== RECORDS TO PROCESS ==
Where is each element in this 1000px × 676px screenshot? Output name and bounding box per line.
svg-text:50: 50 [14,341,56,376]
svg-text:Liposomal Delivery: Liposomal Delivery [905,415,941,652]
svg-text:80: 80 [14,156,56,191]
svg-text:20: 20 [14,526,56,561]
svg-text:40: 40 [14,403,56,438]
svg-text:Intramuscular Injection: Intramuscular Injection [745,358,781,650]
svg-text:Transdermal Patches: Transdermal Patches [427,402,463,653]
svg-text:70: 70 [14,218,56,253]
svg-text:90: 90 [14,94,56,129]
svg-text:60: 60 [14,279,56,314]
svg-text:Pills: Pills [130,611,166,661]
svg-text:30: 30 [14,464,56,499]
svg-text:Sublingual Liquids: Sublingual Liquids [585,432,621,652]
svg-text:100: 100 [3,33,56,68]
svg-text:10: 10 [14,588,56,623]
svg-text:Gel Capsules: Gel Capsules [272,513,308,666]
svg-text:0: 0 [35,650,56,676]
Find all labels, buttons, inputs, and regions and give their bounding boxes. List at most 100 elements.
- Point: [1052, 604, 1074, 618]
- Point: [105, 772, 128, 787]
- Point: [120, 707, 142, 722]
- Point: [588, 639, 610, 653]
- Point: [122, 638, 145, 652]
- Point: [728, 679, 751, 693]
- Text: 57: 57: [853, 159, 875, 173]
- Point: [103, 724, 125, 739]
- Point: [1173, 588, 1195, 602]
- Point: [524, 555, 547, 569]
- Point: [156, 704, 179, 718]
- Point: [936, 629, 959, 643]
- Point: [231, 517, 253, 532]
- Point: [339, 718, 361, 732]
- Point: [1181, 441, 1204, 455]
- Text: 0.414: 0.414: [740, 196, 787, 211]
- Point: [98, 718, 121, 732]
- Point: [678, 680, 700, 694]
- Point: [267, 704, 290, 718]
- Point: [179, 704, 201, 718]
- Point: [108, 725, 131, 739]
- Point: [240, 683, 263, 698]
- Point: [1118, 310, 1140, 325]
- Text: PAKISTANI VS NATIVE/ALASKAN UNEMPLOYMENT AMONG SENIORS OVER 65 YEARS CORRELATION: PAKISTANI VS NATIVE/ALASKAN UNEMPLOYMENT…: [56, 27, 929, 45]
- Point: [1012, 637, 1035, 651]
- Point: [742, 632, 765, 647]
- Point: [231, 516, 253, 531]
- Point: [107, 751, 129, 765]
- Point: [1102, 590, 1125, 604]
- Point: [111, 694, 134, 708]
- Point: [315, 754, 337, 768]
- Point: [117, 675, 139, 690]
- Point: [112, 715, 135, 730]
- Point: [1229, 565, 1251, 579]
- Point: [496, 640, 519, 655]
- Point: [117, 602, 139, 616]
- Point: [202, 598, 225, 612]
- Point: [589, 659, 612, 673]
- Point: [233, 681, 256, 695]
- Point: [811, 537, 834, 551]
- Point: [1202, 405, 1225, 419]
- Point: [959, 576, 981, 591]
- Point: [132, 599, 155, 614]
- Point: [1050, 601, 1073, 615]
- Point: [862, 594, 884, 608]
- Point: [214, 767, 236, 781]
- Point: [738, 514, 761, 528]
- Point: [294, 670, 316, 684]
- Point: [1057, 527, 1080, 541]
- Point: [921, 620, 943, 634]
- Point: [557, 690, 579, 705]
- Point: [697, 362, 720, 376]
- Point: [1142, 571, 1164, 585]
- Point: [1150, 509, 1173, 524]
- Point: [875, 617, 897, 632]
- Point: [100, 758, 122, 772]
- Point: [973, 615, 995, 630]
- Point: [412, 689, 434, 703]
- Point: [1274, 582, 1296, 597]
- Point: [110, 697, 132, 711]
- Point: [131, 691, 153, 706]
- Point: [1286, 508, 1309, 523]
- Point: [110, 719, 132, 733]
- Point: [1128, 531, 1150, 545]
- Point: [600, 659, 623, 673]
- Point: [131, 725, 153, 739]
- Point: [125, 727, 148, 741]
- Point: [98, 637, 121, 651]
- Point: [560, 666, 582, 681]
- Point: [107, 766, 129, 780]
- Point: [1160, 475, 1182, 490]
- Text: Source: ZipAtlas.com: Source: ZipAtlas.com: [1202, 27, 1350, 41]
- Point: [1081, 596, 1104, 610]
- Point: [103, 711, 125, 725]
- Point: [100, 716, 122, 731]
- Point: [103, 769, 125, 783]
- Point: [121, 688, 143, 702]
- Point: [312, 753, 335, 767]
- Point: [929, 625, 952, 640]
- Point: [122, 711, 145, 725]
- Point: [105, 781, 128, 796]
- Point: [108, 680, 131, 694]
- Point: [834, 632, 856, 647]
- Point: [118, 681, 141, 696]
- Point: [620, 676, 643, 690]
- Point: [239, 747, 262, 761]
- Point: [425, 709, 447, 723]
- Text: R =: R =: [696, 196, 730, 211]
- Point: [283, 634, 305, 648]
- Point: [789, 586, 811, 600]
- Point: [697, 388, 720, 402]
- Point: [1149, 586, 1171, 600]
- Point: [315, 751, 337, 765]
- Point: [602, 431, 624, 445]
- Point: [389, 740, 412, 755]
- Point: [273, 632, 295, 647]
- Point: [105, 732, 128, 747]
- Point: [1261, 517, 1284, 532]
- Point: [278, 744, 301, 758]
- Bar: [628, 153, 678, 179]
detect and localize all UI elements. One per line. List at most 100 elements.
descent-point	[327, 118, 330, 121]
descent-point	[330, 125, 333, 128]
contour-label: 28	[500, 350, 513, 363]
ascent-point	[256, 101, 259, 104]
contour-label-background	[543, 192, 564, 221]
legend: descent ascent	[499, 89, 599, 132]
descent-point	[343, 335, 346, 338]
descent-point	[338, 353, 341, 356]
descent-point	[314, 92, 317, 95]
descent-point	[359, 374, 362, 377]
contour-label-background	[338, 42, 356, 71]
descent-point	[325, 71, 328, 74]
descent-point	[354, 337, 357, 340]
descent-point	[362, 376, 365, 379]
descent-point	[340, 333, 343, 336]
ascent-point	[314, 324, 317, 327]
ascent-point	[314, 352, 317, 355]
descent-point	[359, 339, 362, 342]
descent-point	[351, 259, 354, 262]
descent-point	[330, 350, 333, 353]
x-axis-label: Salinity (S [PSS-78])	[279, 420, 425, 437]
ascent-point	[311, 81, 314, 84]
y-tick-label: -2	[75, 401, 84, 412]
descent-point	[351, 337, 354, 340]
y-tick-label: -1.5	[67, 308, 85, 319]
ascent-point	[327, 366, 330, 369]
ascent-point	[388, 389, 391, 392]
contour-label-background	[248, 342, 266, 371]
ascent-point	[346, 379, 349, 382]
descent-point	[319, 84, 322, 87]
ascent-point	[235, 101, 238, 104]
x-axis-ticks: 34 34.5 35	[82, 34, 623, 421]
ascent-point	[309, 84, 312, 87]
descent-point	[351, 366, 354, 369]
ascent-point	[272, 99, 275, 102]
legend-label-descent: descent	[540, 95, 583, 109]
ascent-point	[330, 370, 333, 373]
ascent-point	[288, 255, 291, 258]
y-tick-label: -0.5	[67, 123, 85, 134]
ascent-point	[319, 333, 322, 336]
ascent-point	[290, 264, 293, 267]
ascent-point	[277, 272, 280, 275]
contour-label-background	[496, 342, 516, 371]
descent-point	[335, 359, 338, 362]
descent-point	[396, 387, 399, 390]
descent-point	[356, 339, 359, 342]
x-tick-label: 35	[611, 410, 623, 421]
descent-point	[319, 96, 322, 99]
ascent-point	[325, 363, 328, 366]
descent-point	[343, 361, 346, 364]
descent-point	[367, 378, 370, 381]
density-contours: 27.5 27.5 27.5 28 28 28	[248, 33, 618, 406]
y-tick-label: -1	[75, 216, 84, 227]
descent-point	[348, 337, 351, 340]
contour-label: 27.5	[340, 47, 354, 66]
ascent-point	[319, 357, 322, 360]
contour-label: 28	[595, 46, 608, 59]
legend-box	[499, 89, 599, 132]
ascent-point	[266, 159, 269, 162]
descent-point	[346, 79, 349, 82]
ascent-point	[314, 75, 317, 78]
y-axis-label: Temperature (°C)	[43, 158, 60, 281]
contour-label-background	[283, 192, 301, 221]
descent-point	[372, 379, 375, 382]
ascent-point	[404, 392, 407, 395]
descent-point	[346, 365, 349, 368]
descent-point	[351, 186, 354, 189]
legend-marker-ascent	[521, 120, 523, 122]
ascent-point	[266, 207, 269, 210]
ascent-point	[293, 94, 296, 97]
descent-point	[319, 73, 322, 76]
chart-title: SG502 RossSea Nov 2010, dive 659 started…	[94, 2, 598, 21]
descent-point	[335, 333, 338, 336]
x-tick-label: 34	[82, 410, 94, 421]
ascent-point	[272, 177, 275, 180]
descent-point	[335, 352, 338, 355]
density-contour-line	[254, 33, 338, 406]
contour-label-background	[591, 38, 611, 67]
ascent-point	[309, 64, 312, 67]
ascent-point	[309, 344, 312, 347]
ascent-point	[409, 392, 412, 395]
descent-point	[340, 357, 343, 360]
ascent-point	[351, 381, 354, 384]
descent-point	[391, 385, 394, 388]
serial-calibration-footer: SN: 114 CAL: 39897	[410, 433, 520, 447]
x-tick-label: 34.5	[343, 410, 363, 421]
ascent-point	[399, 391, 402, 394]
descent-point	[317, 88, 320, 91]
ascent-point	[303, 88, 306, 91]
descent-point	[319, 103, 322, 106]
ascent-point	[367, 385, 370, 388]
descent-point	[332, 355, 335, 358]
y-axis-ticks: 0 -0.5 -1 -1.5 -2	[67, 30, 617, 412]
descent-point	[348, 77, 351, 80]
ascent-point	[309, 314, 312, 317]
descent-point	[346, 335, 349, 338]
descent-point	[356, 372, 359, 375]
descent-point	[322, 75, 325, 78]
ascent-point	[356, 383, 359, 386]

== TASK DIRECTIONS ==
Gather every line of the listing above that contains the string "background", matching uppercase and lowercase exactly.

== COMPLETED TASK ==
contour-label-background	[543, 192, 564, 221]
contour-label-background	[338, 42, 356, 71]
contour-label-background	[248, 342, 266, 371]
contour-label-background	[496, 342, 516, 371]
contour-label-background	[283, 192, 301, 221]
contour-label-background	[591, 38, 611, 67]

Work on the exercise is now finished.